Work out how many lines of the listing hold the string "speed", then answer with that number and nothing else.

-- begin Records for this task --

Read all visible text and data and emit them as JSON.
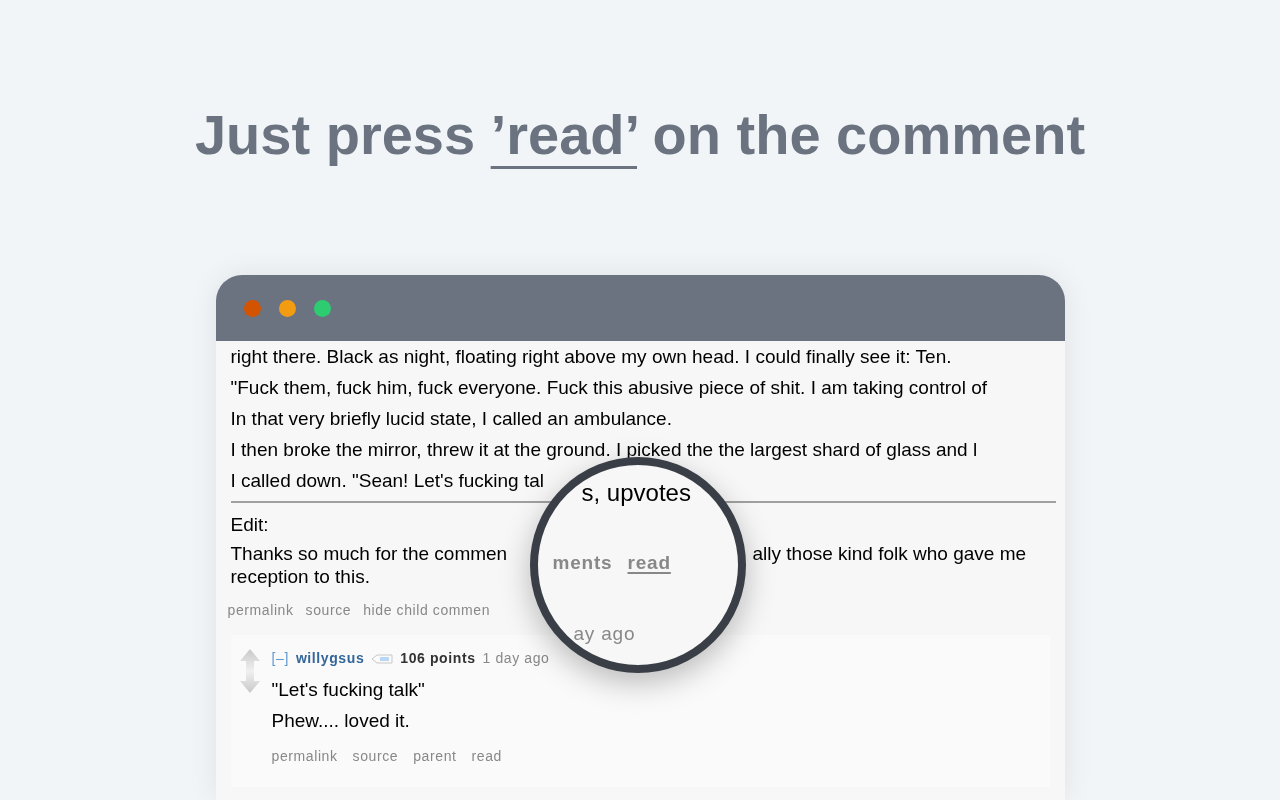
{
  "heading": {
    "before": "Just press",
    "link": "’read’",
    "after": "on the comment"
  },
  "window": {
    "controls": [
      {
        "color": "#d35400"
      },
      {
        "color": "#f39c12"
      },
      {
        "color": "#2ecc71"
      }
    ]
  },
  "comment": {
    "lines": [
      "right there. Black as night, floating right above my own head. I could finally see it: Ten.",
      "\"Fuck them, fuck him, fuck everyone. Fuck this abusive piece of shit. I am taking control of",
      "In that very briefly lucid state, I called an ambulance.",
      "I then broke the mirror, threw it at the ground. I picked the the largest shard of glass and l",
      "I called down. \"Sean! Let's fucking tal"
    ],
    "edit_label": "Edit:",
    "edit_parts": [
      "Thanks so much for the commen",
      "ally those kind folk who gave me"
    ],
    "edit_line_2": "reception to this.",
    "links": [
      "permalink",
      "source",
      "hide child commen"
    ]
  },
  "reply": {
    "collapse": "[–]",
    "author": "willygsus",
    "points": "106 points",
    "time": "1 day ago",
    "lines": [
      "\"Let's fucking talk\"",
      "Phew.... loved it."
    ],
    "links": [
      "permalink",
      "source",
      "parent",
      "read"
    ]
  },
  "magnifier": {
    "top_text": "s, upvotes",
    "left_text": "ments",
    "link": "read",
    "bottom_text": "ay ago"
  }
}
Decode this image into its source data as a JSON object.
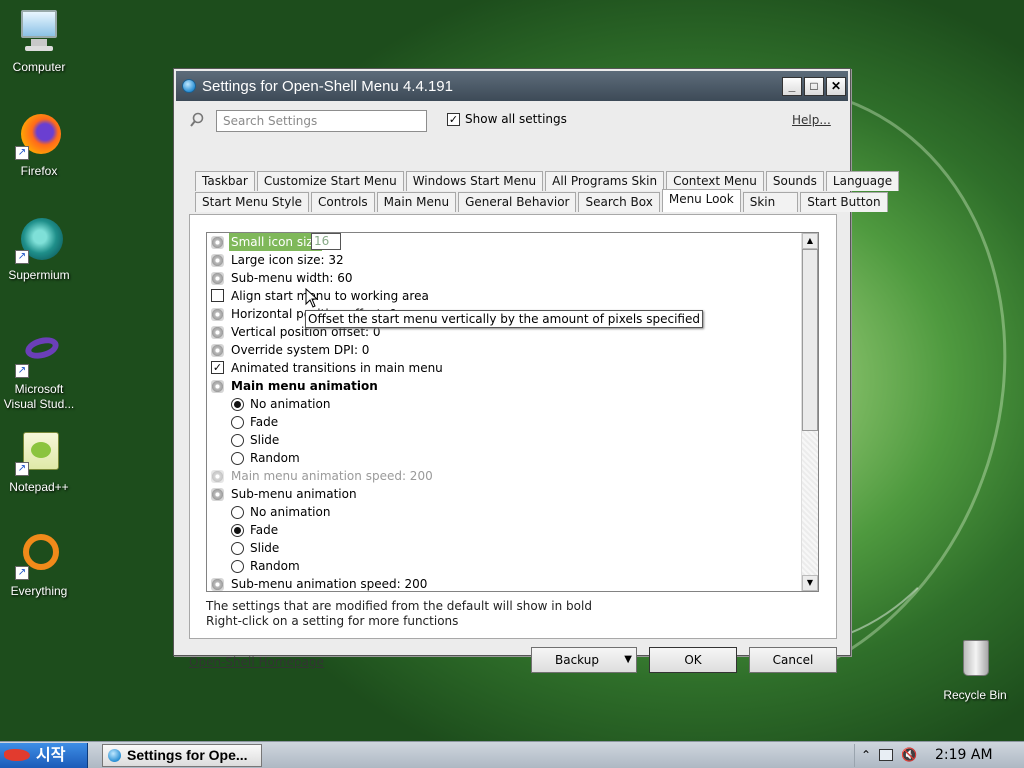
{
  "desktop": {
    "icons": [
      {
        "label": "Computer"
      },
      {
        "label": "Firefox"
      },
      {
        "label": "Supermium"
      },
      {
        "label": "Microsoft Visual Stud..."
      },
      {
        "label": "Notepad++"
      },
      {
        "label": "Everything"
      },
      {
        "label": "Recycle Bin"
      }
    ]
  },
  "window": {
    "title": "Settings for Open-Shell Menu 4.4.191",
    "minimize": "_",
    "maximize": "□",
    "close": "✕"
  },
  "search": {
    "placeholder": "Search Settings"
  },
  "show_all": {
    "label": "Show all settings",
    "checked": true
  },
  "help_link": "Help...",
  "tabs_row1": [
    "Taskbar",
    "Customize Start Menu",
    "Windows Start Menu",
    "All Programs Skin",
    "Context Menu",
    "Sounds",
    "Language"
  ],
  "tabs_row2": [
    "Start Menu Style",
    "Controls",
    "Main Menu",
    "General Behavior",
    "Search Box",
    "Menu Look",
    "Skin",
    "Start Button"
  ],
  "active_tab": "Menu Look",
  "settings": {
    "small_icon_label": "Small icon size",
    "small_icon_value": "16",
    "items": [
      {
        "text": "Large icon size: 32"
      },
      {
        "text": "Sub-menu width: 60"
      },
      {
        "text": "Align start menu to working area"
      },
      {
        "text": "Horizontal position offset: 0"
      },
      {
        "text": "Vertical position offset: 0"
      },
      {
        "text": "Override system DPI: 0"
      },
      {
        "text": "Animated transitions in main menu"
      },
      {
        "text": "Main menu animation"
      },
      {
        "text": "No animation"
      },
      {
        "text": "Fade"
      },
      {
        "text": "Slide"
      },
      {
        "text": "Random"
      },
      {
        "text": "Main menu animation speed: 200"
      },
      {
        "text": "Sub-menu animation"
      },
      {
        "text": "No animation"
      },
      {
        "text": "Fade"
      },
      {
        "text": "Slide"
      },
      {
        "text": "Random"
      },
      {
        "text": "Sub-menu animation speed: 200"
      }
    ]
  },
  "tooltip": "Offset the start menu vertically by the amount of pixels specified",
  "notes": {
    "line1": "The settings that are modified from the default will show in bold",
    "line2": "Right-click on a setting for more functions"
  },
  "homepage_link": "Open-Shell Homepage",
  "buttons": {
    "backup": "Backup",
    "ok": "OK",
    "cancel": "Cancel"
  },
  "taskbar": {
    "start_label": "시작",
    "task_label": "Settings for Ope...",
    "clock": "2:19 AM"
  }
}
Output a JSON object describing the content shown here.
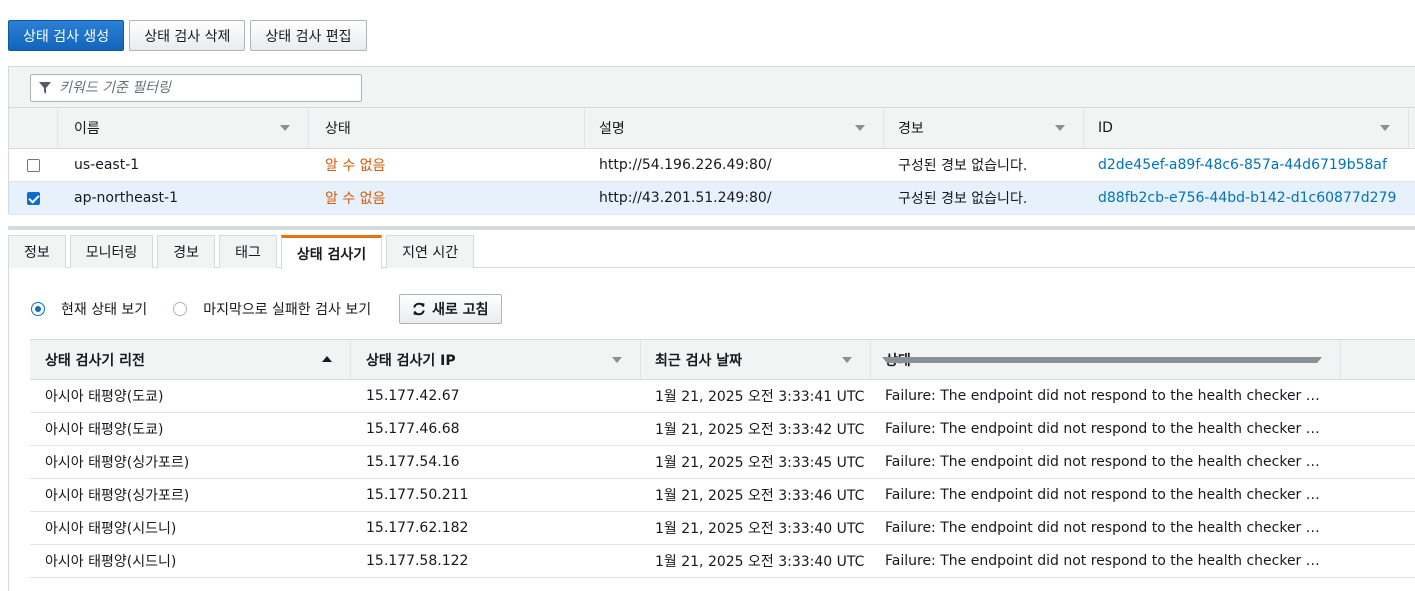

-- end Records for this task --

• Answer to this task: 2